> [Objective]: Identify all lines in the data containing the string "such". Copy them out.

> [Dataset records]:
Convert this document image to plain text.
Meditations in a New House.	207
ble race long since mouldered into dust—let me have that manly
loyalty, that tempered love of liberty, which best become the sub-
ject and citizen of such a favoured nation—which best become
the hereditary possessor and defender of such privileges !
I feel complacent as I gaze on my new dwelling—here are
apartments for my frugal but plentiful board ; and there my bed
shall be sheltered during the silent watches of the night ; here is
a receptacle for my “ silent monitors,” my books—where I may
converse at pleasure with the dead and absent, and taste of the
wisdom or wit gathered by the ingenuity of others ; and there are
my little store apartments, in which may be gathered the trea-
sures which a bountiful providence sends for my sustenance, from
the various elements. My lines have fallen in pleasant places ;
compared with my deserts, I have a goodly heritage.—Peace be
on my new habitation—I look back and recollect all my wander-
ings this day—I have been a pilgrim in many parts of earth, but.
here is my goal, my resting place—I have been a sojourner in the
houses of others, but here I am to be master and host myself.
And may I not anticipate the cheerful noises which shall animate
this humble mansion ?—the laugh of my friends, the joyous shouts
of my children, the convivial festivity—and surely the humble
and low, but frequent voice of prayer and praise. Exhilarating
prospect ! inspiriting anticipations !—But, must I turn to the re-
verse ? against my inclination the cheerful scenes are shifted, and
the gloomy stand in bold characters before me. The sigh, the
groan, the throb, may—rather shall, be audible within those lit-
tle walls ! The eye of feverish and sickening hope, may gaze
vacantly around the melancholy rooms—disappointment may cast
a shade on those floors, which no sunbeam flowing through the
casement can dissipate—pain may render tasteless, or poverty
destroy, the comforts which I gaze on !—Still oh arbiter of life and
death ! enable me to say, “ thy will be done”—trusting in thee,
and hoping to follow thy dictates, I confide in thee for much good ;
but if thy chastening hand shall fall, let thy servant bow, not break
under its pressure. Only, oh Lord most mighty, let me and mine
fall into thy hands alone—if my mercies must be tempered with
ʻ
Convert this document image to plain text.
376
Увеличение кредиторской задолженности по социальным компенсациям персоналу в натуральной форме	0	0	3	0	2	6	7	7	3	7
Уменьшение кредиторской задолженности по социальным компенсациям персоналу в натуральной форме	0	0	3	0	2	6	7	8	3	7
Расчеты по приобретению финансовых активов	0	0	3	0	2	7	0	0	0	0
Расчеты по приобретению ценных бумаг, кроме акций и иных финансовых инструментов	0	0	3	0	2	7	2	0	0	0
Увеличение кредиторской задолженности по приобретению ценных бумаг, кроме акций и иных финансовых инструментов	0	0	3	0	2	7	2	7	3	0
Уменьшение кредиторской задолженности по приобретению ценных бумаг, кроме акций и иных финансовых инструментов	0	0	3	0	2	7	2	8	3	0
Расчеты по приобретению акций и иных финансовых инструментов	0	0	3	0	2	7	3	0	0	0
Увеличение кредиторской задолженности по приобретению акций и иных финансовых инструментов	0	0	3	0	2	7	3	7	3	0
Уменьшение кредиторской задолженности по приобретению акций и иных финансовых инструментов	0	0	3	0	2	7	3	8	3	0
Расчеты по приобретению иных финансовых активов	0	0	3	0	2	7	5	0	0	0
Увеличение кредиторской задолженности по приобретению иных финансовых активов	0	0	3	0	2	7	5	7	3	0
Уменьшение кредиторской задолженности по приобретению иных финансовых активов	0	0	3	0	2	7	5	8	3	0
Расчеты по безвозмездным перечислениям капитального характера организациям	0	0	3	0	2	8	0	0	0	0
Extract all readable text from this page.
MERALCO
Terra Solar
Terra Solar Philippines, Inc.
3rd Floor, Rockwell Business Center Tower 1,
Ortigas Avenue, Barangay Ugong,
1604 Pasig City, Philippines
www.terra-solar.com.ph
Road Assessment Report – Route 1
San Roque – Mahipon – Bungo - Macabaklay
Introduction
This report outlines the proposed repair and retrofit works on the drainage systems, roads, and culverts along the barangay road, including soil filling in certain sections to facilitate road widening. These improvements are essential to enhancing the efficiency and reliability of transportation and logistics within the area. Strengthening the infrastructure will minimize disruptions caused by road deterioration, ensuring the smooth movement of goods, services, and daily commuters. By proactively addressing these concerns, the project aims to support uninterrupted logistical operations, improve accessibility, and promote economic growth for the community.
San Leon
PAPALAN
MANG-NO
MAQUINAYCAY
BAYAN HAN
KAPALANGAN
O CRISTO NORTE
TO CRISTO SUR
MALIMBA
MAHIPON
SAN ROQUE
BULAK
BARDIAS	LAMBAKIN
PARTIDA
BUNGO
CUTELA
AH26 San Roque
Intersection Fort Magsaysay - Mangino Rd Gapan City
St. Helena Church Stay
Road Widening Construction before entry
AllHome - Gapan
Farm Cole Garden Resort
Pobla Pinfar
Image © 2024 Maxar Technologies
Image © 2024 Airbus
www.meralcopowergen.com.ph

> [Exercise answer]:
ject and citizen of such a favoured nation—which best become
the hereditary possessor and defender of such privileges !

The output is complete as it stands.